WHAT TO PRODUCE – Among these lines, how many include "주어졌을"? Answer only with the number.

Data items

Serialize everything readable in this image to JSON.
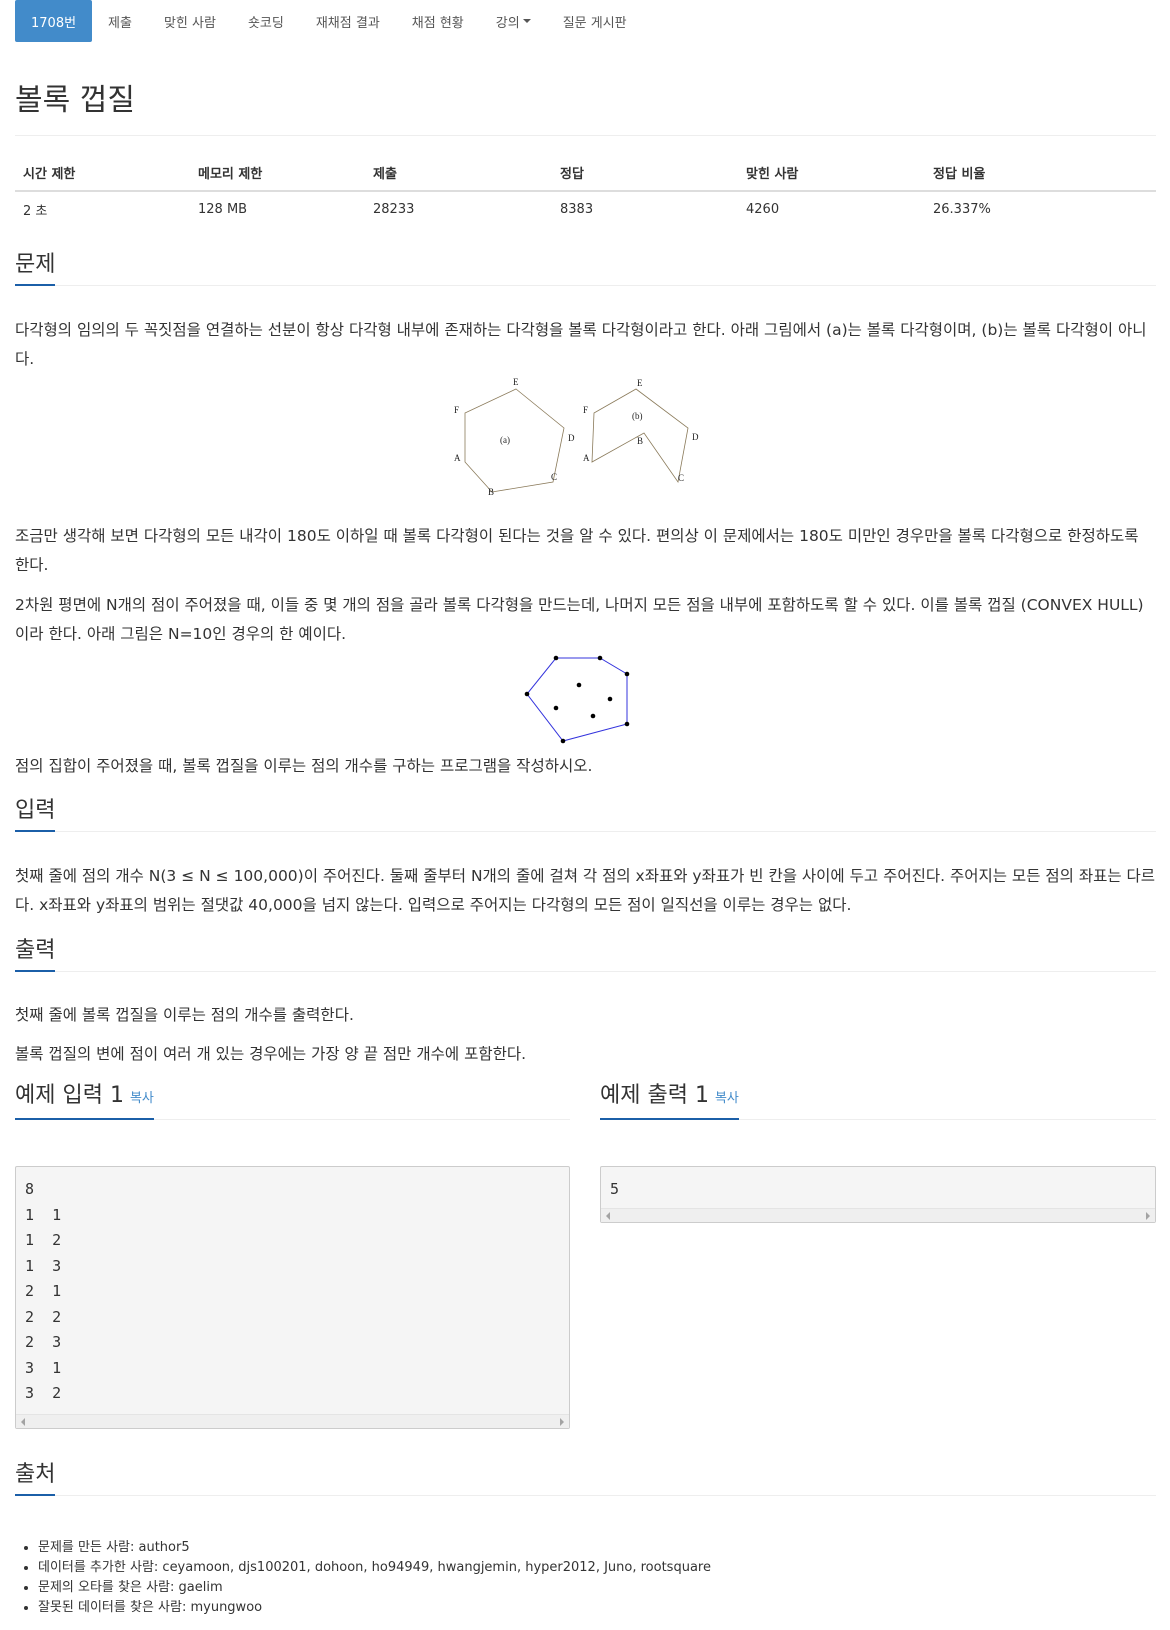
{
  "nav": {
    "tabs": [
      "1708번",
      "제출",
      "맞힌 사람",
      "숏코딩",
      "재채점 결과",
      "채점 현황",
      "강의",
      "질문 게시판"
    ]
  },
  "problem": {
    "title": "볼록 껍질",
    "stats_headers": [
      "시간 제한",
      "메모리 제한",
      "제출",
      "정답",
      "맞힌 사람",
      "정답 비율"
    ],
    "stats_values": [
      "2 초",
      "128 MB",
      "28233",
      "8383",
      "4260",
      "26.337%"
    ]
  },
  "sections": {
    "problem_heading": "문제",
    "problem_p1": "다각형의 임의의 두 꼭짓점을 연결하는 선분이 항상 다각형 내부에 존재하는 다각형을 볼록 다각형이라고 한다. 아래 그림에서 (a)는 볼록 다각형이며, (b)는 볼록 다각형이 아니다.",
    "problem_p2": "조금만 생각해 보면 다각형의 모든 내각이 180도 이하일 때 볼록 다각형이 된다는 것을 알 수 있다. 편의상 이 문제에서는 180도 미만인 경우만을 볼록 다각형으로 한정하도록 한다.",
    "problem_p3": "2차원 평면에 N개의 점이 주어졌을 때, 이들 중 몇 개의 점을 골라 볼록 다각형을 만드는데, 나머지 모든 점을 내부에 포함하도록 할 수 있다. 이를 볼록 껍질 (CONVEX HULL) 이라 한다. 아래 그림은 N=10인 경우의 한 예이다.",
    "problem_p4": "점의 집합이 주어졌을 때, 볼록 껍질을 이루는 점의 개수를 구하는 프로그램을 작성하시오.",
    "input_heading": "입력",
    "input_p": "첫째 줄에 점의 개수 N(3 ≤ N ≤ 100,000)이 주어진다. 둘째 줄부터 N개의 줄에 걸쳐 각 점의 x좌표와 y좌표가 빈 칸을 사이에 두고 주어진다. 주어지는 모든 점의 좌표는 다르다. x좌표와 y좌표의 범위는 절댓값 40,000을 넘지 않는다. 입력으로 주어지는 다각형의 모든 점이 일직선을 이루는 경우는 없다.",
    "output_heading": "출력",
    "output_p1": "첫째 줄에 볼록 껍질을 이루는 점의 개수를 출력한다.",
    "output_p2": "볼록 껍질의 변에 점이 여러 개 있는 경우에는 가장 양 끝 점만 개수에 포함한다.",
    "sample_in_heading": "예제 입력 1",
    "sample_out_heading": "예제 출력 1",
    "copy_label": "복사",
    "source_heading": "출처"
  },
  "figure_a": {
    "labels": [
      "E",
      "F",
      "D",
      "(a)",
      "A",
      "C",
      "B"
    ]
  },
  "figure_b": {
    "labels": [
      "E",
      "F",
      "(b)",
      "B",
      "D",
      "A",
      "C"
    ]
  },
  "sample_input": [
    "8",
    "1  1",
    "1  2",
    "1  3",
    "2  1",
    "2  2",
    "2  3",
    "3  1",
    "3  2"
  ],
  "sample_output": [
    "5"
  ],
  "credits": [
    "문제를 만든 사람: author5",
    "데이터를 추가한 사람: ceyamoon, djs100201, dohoon, ho94949, hwangjemin, hyper2012, Juno, rootsquare",
    "문제의 오타를 찾은 사람: gaelim",
    "잘못된 데이터를 찾은 사람: myungwoo"
  ],
  "colors": {
    "accent": "#428bca",
    "heading_underline": "#1b5fa8",
    "hull_line": "#3333dd"
  }
}
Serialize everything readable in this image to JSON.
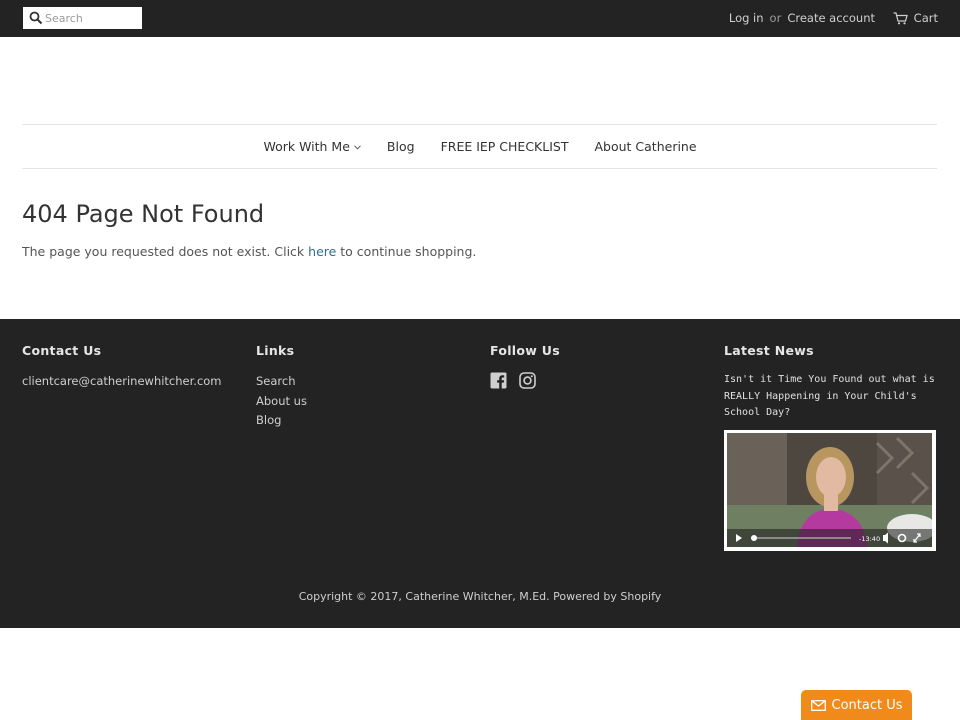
{
  "topbar": {
    "search_placeholder": "Search",
    "login_label": "Log in",
    "or_label": "or",
    "create_account_label": "Create account",
    "cart_label": "Cart"
  },
  "nav": {
    "items": [
      {
        "label": "Work With Me",
        "has_dropdown": true
      },
      {
        "label": "Blog"
      },
      {
        "label": "FREE IEP CHECKLIST"
      },
      {
        "label": "About Catherine"
      }
    ]
  },
  "main": {
    "title": "404 Page Not Found",
    "text_before": "The page you requested does not exist. Click ",
    "link_label": "here",
    "text_after": " to continue shopping."
  },
  "footer": {
    "contact": {
      "heading": "Contact Us",
      "email": "clientcare@catherinewhitcher.com"
    },
    "links": {
      "heading": "Links",
      "items": [
        "Search",
        "About us",
        "Blog"
      ]
    },
    "follow": {
      "heading": "Follow Us",
      "icons": [
        "facebook-icon",
        "instagram-icon"
      ]
    },
    "news": {
      "heading": "Latest News",
      "post_title": "Isn't it Time You Found out what is REALLY Happening in Your Child's School Day?",
      "video_time": "-13:40"
    },
    "copyright": "Copyright © 2017, Catherine Whitcher, M.Ed. Powered by Shopify"
  },
  "contact_widget": {
    "label": "Contact Us"
  },
  "colors": {
    "topbar_bg": "#232323",
    "footer_bg": "#232323",
    "link": "#2f6f8f",
    "widget": "#f08a1b"
  }
}
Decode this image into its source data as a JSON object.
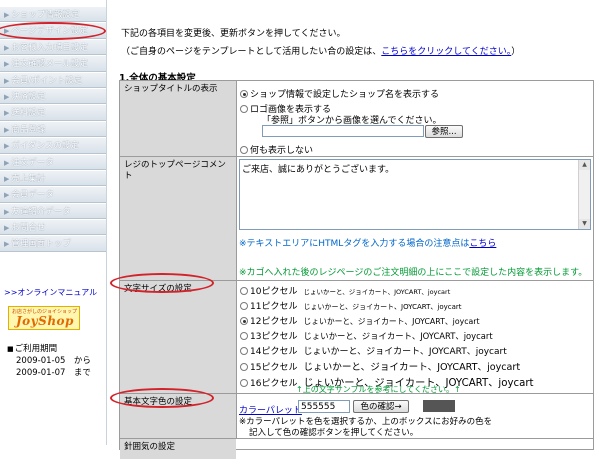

RESULT OF THIS TASK – 2